Direction
Will you write out all the entries below exactly?

(Stored data)
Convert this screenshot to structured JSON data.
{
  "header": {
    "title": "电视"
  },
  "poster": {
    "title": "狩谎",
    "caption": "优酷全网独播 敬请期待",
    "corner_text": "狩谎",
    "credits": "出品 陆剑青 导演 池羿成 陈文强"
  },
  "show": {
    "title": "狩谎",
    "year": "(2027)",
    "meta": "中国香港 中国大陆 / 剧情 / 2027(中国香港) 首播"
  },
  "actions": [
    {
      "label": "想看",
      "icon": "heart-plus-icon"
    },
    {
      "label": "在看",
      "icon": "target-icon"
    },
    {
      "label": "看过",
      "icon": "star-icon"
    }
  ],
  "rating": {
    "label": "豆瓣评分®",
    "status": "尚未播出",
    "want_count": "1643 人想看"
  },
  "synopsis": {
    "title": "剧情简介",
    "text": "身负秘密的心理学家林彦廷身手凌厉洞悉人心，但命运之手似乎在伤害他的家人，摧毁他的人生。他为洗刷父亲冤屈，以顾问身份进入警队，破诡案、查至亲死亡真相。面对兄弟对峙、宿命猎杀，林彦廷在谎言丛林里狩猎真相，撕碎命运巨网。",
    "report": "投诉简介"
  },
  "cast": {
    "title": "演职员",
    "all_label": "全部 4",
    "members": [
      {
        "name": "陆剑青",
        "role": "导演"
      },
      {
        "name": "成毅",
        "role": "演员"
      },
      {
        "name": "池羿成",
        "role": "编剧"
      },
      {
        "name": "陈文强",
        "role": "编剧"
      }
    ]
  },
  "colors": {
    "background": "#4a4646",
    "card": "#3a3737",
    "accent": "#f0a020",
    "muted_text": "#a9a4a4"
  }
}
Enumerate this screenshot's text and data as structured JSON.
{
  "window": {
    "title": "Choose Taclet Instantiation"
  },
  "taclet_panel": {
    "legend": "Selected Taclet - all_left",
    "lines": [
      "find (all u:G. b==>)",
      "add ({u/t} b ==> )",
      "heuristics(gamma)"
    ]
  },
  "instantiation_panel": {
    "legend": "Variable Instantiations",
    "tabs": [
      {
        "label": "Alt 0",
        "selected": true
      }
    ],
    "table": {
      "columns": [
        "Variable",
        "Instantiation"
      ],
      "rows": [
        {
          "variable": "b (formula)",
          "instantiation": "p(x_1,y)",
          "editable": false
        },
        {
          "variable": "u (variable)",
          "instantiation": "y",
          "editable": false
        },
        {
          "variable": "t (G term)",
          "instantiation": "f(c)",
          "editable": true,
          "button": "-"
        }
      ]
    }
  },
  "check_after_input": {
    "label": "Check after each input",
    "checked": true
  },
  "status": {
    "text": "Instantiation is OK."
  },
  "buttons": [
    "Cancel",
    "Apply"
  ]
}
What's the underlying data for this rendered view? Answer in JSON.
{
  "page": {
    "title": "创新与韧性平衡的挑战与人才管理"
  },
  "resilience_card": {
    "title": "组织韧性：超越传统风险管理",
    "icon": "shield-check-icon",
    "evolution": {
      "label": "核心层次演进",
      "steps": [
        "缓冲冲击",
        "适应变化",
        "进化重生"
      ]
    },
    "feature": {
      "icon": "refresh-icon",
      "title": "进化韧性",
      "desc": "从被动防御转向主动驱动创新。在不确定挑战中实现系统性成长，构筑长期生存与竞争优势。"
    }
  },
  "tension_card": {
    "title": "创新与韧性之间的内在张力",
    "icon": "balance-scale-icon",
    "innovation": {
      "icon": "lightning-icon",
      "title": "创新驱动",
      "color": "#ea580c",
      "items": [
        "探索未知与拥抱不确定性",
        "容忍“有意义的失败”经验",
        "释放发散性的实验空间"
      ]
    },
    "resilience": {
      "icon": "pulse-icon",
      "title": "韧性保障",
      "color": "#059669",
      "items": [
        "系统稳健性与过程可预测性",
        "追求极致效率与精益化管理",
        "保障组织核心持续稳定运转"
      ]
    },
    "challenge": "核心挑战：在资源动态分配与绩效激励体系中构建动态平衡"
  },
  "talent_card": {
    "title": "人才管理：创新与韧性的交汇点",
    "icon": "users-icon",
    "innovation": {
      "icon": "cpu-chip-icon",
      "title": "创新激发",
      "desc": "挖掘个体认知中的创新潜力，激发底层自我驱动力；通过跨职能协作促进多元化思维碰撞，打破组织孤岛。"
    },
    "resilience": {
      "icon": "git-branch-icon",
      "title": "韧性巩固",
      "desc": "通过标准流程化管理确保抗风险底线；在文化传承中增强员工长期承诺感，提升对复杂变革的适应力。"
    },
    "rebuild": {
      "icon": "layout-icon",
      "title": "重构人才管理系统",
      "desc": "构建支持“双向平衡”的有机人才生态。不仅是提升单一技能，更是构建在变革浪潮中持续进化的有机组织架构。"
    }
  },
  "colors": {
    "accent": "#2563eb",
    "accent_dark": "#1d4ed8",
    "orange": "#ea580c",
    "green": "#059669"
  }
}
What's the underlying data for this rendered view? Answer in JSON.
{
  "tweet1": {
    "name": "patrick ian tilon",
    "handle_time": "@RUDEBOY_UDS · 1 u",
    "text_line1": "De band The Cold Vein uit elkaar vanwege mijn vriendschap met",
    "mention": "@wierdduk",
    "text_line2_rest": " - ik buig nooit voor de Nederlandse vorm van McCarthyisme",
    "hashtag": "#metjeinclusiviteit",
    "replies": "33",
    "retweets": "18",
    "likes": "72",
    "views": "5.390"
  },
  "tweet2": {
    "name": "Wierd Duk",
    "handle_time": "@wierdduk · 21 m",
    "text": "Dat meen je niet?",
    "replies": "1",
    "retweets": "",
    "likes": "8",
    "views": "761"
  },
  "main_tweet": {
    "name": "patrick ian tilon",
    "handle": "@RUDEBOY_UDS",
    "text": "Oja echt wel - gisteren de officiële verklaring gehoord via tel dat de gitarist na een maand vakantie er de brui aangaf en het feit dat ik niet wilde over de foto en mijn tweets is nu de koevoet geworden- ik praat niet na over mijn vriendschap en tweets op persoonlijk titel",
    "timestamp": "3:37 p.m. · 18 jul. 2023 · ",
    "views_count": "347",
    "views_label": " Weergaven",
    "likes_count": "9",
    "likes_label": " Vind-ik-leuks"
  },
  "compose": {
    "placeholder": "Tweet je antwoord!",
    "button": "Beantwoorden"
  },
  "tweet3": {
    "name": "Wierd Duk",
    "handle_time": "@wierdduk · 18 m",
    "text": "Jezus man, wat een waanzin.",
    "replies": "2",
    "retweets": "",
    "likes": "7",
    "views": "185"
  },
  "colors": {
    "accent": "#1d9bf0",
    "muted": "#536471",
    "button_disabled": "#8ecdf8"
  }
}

Solution for this exercise
Convert this screenshot to structured JSON data.
{
  "header": {
    "title": "电视"
  },
  "poster": {
    "title": "狩谎",
    "caption": "优酷全网独播 敬请期待",
    "corner_text": "狩谎",
    "credits": "出品 陆剑青 导演 池羿成 陈文强"
  },
  "show": {
    "title": "狩谎",
    "year": "(2027)",
    "meta": "中国香港 中国大陆 / 剧情 / 2027(中国香港) 首播"
  },
  "actions": [
    {
      "label": "想看",
      "icon": "heart-plus-icon"
    },
    {
      "label": "在看",
      "icon": "target-icon"
    },
    {
      "label": "看过",
      "icon": "star-icon"
    }
  ],
  "rating": {
    "label": "豆瓣评分®",
    "status": "尚未播出",
    "want_count": "1643 人想看"
  },
  "synopsis": {
    "title": "剧情简介",
    "text": "身负秘密的心理学家林彦廷身手凌厉洞悉人心，但命运之手似乎在伤害他的家人，摧毁他的人生。他为洗刷父亲冤屈，以顾问身份进入警队，破诡案、查至亲死亡真相。面对兄弟对峙、宿命猎杀，林彦廷在谎言丛林里狩猎真相，撕碎命运巨网。",
    "report": "投诉简介"
  },
  "cast": {
    "title": "演职员",
    "all_label": "全部 4",
    "members": [
      {
        "name": "陆剑青",
        "role": "导演"
      },
      {
        "name": "成毅",
        "role": "演员"
      },
      {
        "name": "池羿成",
        "role": "编剧"
      },
      {
        "name": "陈文强",
        "role": "编剧"
      }
    ]
  },
  "colors": {
    "background": "#4a4646",
    "card": "#3a3737",
    "accent": "#f0a020",
    "muted_text": "#a9a4a4"
  }
}
Enumerate this screenshot's text and data as structured JSON.
{
  "window": {
    "title": "Choose Taclet Instantiation"
  },
  "taclet_panel": {
    "legend": "Selected Taclet - all_left",
    "lines": [
      "find (all u:G. b==>)",
      "add ({u/t} b ==> )",
      "heuristics(gamma)"
    ]
  },
  "instantiation_panel": {
    "legend": "Variable Instantiations",
    "tabs": [
      {
        "label": "Alt 0",
        "selected": true
      }
    ],
    "table": {
      "columns": [
        "Variable",
        "Instantiation"
      ],
      "rows": [
        {
          "variable": "b (formula)",
          "instantiation": "p(x_1,y)",
          "editable": false
        },
        {
          "variable": "u (variable)",
          "instantiation": "y",
          "editable": false
        },
        {
          "variable": "t (G term)",
          "instantiation": "f(c)",
          "editable": true,
          "button": "-"
        }
      ]
    }
  },
  "check_after_input": {
    "label": "Check after each input",
    "checked": true
  },
  "status": {
    "text": "Instantiation is OK."
  },
  "buttons": [
    "Cancel",
    "Apply"
  ]
}
What's the underlying data for this rendered view? Answer in JSON.
{
  "page": {
    "title": "创新与韧性平衡的挑战与人才管理"
  },
  "resilience_card": {
    "title": "组织韧性：超越传统风险管理",
    "icon": "shield-check-icon",
    "evolution": {
      "label": "核心层次演进",
      "steps": [
        "缓冲冲击",
        "适应变化",
        "进化重生"
      ]
    },
    "feature": {
      "icon": "refresh-icon",
      "title": "进化韧性",
      "desc": "从被动防御转向主动驱动创新。在不确定挑战中实现系统性成长，构筑长期生存与竞争优势。"
    }
  },
  "tension_card": {
    "title": "创新与韧性之间的内在张力",
    "icon": "balance-scale-icon",
    "innovation": {
      "icon": "lightning-icon",
      "title": "创新驱动",
      "color": "#ea580c",
      "items": [
        "探索未知与拥抱不确定性",
        "容忍“有意义的失败”经验",
        "释放发散性的实验空间"
      ]
    },
    "resilience": {
      "icon": "pulse-icon",
      "title": "韧性保障",
      "color": "#059669",
      "items": [
        "系统稳健性与过程可预测性",
        "追求极致效率与精益化管理",
        "保障组织核心持续稳定运转"
      ]
    },
    "challenge": "核心挑战：在资源动态分配与绩效激励体系中构建动态平衡"
  },
  "talent_card": {
    "title": "人才管理：创新与韧性的交汇点",
    "icon": "users-icon",
    "innovation": {
      "icon": "cpu-chip-icon",
      "title": "创新激发",
      "desc": "挖掘个体认知中的创新潜力，激发底层自我驱动力；通过跨职能协作促进多元化思维碰撞，打破组织孤岛。"
    },
    "resilience": {
      "icon": "git-branch-icon",
      "title": "韧性巩固",
      "desc": "通过标准流程化管理确保抗风险底线；在文化传承中增强员工长期承诺感，提升对复杂变革的适应力。"
    },
    "rebuild": {
      "icon": "layout-icon",
      "title": "重构人才管理系统",
      "desc": "构建支持“双向平衡”的有机人才生态。不仅是提升单一技能，更是构建在变革浪潮中持续进化的有机组织架构。"
    }
  },
  "colors": {
    "accent": "#2563eb",
    "accent_dark": "#1d4ed8",
    "orange": "#ea580c",
    "green": "#059669"
  }
}
What's the underlying data for this rendered view? Answer in JSON.
{
  "tweet1": {
    "name": "patrick ian tilon",
    "handle_time": "@RUDEBOY_UDS · 1 u",
    "text_line1": "De band The Cold Vein uit elkaar vanwege mijn vriendschap met",
    "mention": "@wierdduk",
    "text_line2_rest": " - ik buig nooit voor de Nederlandse vorm van McCarthyisme",
    "hashtag": "#metjeinclusiviteit",
    "replies": "33",
    "retweets": "18",
    "likes": "72",
    "views": "5.390"
  },
  "tweet2": {
    "name": "Wierd Duk",
    "handle_time": "@wierdduk · 21 m",
    "text": "Dat meen je niet?",
    "replies": "1",
    "retweets": "",
    "likes": "8",
    "views": "761"
  },
  "main_tweet": {
    "name": "patrick ian tilon",
    "handle": "@RUDEBOY_UDS",
    "text": "Oja echt wel - gisteren de officiële verklaring gehoord via tel dat de gitarist na een maand vakantie er de brui aangaf en het feit dat ik niet wilde over de foto en mijn tweets is nu de koevoet geworden- ik praat niet na over mijn vriendschap en tweets op persoonlijk titel",
    "timestamp": "3:37 p.m. · 18 jul. 2023 · ",
    "views_count": "347",
    "views_label": " Weergaven",
    "likes_count": "9",
    "likes_label": " Vind-ik-leuks"
  },
  "compose": {
    "placeholder": "Tweet je antwoord!",
    "button": "Beantwoorden"
  },
  "tweet3": {
    "name": "Wierd Duk",
    "handle_time": "@wierdduk · 18 m",
    "text": "Jezus man, wat een waanzin.",
    "replies": "2",
    "retweets": "",
    "likes": "7",
    "views": "185"
  },
  "colors": {
    "accent": "#1d9bf0",
    "muted": "#536471",
    "button_disabled": "#8ecdf8"
  }
}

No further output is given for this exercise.